That is particularly important as the industry has seen a recent “across the board decline in sales,” he said.
“As more states legalize, and especially as you look at the current economic situation with gas prices and inflation, you see people have less money for recreational expenditures,” Duran said.
There also is a movement among dispensaries in Pueblo to align with multi-state operators, so Duran said he is seeing the industry shift to a more corporate environment.
Customers are changing, too.
Many are moving toward concentrates and vape cartridges because they are more discrete. The older generation — who tend to take marijuana for pain management, as a sleep aid or as an appetite booster — “don’t feel like they want to smoke,” he said.
As a business owner and mentor, Duran finds himself in a place he never thought he would be.
“I would never have thought I would be doing anything like this, but I am thankful for the opportunity to show people that cannabis really is just a natural herb that grows on a plant. Now, I’m out there coaching people in this industry and it is a blessing,” he said.
In keeping with the business’s social equity focus, his wife Monique is poised to take over Colorado Kush, a retail indoor cultivation operation that focuses on bringing exclusive, high-grade flower and pre-rolled joints to the recreational market.
Colorado Kush is only available at Cookies Pueblo, he said.
“She and I built the brand. She’s going to be 100% owner and that’s well deserved for all that time and effort she’s put in. She came from the same sort of background I did and I feel it is necessary to reward her for what she’s done – she’s powerful,” Duran said of his wife.
“She’s not only a businesswoman but a wife and mother to our four children,” he said.

§

COMPLETE THE FOLLOWING —
A) Retype the cannabis business article from "That is particularly" to "are changing, too.".
B) Summarize the cannabis business article in two sentences.
The items that follow have no connection to the cannabis business article.

Layout region records
§

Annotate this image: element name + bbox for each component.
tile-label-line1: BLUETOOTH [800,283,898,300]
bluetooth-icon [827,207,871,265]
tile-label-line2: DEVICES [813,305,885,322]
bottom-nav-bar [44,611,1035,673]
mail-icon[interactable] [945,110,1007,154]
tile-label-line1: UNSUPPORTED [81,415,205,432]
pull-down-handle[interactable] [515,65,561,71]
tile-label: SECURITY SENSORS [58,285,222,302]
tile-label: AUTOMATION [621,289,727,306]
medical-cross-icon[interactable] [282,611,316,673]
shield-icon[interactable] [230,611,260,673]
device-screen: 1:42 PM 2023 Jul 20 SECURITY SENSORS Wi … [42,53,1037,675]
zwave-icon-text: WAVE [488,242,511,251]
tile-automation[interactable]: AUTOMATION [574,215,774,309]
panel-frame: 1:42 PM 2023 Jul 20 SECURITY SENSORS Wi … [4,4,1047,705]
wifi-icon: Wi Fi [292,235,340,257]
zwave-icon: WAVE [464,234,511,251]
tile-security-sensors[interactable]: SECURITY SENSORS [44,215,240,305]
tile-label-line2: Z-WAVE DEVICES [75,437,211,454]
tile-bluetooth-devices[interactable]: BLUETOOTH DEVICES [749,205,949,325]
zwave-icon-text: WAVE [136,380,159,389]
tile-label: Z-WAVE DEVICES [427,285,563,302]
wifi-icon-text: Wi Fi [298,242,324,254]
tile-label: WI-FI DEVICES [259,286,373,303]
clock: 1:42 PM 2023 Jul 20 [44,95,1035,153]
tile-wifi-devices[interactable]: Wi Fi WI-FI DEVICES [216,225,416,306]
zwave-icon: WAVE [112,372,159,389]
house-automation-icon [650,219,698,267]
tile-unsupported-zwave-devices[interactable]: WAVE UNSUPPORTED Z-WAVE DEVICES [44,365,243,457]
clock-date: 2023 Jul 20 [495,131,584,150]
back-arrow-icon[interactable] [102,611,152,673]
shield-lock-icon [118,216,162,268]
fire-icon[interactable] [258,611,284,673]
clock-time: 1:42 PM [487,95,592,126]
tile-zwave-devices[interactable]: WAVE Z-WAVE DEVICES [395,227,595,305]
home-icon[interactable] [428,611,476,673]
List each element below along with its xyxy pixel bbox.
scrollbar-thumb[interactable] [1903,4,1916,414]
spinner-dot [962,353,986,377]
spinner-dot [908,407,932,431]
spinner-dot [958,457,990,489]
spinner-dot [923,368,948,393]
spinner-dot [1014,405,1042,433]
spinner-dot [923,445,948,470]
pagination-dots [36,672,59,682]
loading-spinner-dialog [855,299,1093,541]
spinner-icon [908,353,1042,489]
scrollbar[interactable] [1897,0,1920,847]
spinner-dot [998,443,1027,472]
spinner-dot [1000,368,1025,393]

§

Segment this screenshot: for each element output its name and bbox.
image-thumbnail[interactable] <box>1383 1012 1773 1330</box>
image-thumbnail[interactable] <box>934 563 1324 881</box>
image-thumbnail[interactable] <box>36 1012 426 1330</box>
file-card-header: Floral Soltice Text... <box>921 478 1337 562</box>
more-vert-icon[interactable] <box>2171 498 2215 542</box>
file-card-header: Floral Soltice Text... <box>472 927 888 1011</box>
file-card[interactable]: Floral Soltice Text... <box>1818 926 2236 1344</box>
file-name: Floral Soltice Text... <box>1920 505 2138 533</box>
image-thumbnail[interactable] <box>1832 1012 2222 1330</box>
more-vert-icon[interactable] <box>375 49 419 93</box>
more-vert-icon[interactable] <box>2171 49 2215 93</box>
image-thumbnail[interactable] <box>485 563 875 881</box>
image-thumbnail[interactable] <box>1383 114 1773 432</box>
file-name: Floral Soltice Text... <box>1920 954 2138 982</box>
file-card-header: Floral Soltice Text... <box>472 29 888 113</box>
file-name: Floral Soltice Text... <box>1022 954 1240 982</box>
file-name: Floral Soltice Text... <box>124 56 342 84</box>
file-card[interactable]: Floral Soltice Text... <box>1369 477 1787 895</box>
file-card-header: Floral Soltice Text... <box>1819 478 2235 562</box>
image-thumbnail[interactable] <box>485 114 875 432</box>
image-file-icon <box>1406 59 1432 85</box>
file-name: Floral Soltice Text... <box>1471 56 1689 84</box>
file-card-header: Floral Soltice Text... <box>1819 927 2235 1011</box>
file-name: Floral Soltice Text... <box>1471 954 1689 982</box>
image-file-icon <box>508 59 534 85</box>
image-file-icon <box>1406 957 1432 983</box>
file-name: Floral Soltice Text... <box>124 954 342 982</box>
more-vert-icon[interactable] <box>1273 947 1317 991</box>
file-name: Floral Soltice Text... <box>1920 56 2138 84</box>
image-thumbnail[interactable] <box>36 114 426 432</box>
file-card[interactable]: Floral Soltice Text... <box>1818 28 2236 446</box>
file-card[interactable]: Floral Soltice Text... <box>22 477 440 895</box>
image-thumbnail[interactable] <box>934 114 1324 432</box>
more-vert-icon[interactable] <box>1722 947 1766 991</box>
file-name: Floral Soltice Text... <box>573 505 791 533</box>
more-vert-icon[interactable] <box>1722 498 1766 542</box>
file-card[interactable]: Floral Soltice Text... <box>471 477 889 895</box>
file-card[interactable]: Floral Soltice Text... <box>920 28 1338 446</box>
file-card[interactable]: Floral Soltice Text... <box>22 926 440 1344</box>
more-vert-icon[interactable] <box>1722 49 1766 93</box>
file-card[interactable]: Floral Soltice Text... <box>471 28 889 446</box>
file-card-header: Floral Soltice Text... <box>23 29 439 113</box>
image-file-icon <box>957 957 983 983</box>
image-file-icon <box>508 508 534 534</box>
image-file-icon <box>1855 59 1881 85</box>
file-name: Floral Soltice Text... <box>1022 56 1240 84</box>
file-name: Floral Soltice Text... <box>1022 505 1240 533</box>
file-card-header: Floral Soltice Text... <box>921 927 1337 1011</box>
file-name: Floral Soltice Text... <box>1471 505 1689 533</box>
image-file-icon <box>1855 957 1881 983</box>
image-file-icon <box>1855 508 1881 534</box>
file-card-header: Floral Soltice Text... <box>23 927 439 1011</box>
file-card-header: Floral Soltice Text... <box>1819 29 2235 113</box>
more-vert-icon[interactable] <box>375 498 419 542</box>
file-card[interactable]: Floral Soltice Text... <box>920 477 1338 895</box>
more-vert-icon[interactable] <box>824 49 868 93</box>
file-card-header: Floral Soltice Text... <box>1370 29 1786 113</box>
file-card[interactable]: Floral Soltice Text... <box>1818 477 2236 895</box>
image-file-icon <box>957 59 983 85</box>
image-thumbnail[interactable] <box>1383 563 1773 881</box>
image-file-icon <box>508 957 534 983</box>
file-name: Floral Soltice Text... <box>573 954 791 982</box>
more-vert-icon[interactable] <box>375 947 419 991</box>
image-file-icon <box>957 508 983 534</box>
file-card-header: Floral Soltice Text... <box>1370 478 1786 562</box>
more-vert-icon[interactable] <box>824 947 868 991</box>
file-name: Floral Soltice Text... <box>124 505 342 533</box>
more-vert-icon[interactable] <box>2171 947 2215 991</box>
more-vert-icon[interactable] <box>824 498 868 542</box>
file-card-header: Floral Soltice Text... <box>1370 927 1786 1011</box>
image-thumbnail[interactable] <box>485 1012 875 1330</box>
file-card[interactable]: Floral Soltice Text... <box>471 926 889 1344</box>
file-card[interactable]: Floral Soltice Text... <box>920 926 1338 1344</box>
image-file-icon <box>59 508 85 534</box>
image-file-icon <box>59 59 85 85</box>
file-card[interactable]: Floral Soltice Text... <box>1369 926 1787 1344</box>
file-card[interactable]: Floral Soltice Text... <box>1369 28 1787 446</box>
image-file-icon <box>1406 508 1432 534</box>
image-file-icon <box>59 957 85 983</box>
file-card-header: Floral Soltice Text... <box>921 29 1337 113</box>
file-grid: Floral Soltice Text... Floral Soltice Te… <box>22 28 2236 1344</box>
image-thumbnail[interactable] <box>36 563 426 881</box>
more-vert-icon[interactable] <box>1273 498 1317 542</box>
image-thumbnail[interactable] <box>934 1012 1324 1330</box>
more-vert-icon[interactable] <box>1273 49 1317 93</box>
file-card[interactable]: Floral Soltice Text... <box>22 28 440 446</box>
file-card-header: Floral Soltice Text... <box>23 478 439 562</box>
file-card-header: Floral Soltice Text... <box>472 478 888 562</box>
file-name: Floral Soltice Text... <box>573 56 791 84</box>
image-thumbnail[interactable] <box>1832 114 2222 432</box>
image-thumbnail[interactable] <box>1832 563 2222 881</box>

§

EXERCISE RESPONSES —
A)
That is particularly important as the industry has seen a recent “across the board decline in sales,” he said.
“As more states legalize, and especially as you look at the current economic situation with gas prices and inflation, you see people have less money for recreational expenditures,” Duran said.
There also is a movement among dispensaries in Pueblo to align with multi-state operators, so Duran said he is seeing the industry shift to a more corporate environment.
Customers are changing, too.

B) Duran said the industry has seen a recent decline in sales and is shifting toward a more corporate environment, while customers are moving toward concentrates and vape cartridges. He said he is thankful to be a business owner and mentor, and his wife Monique, who built the Colorado Kush brand with him, is poised to take it over as 100% owner.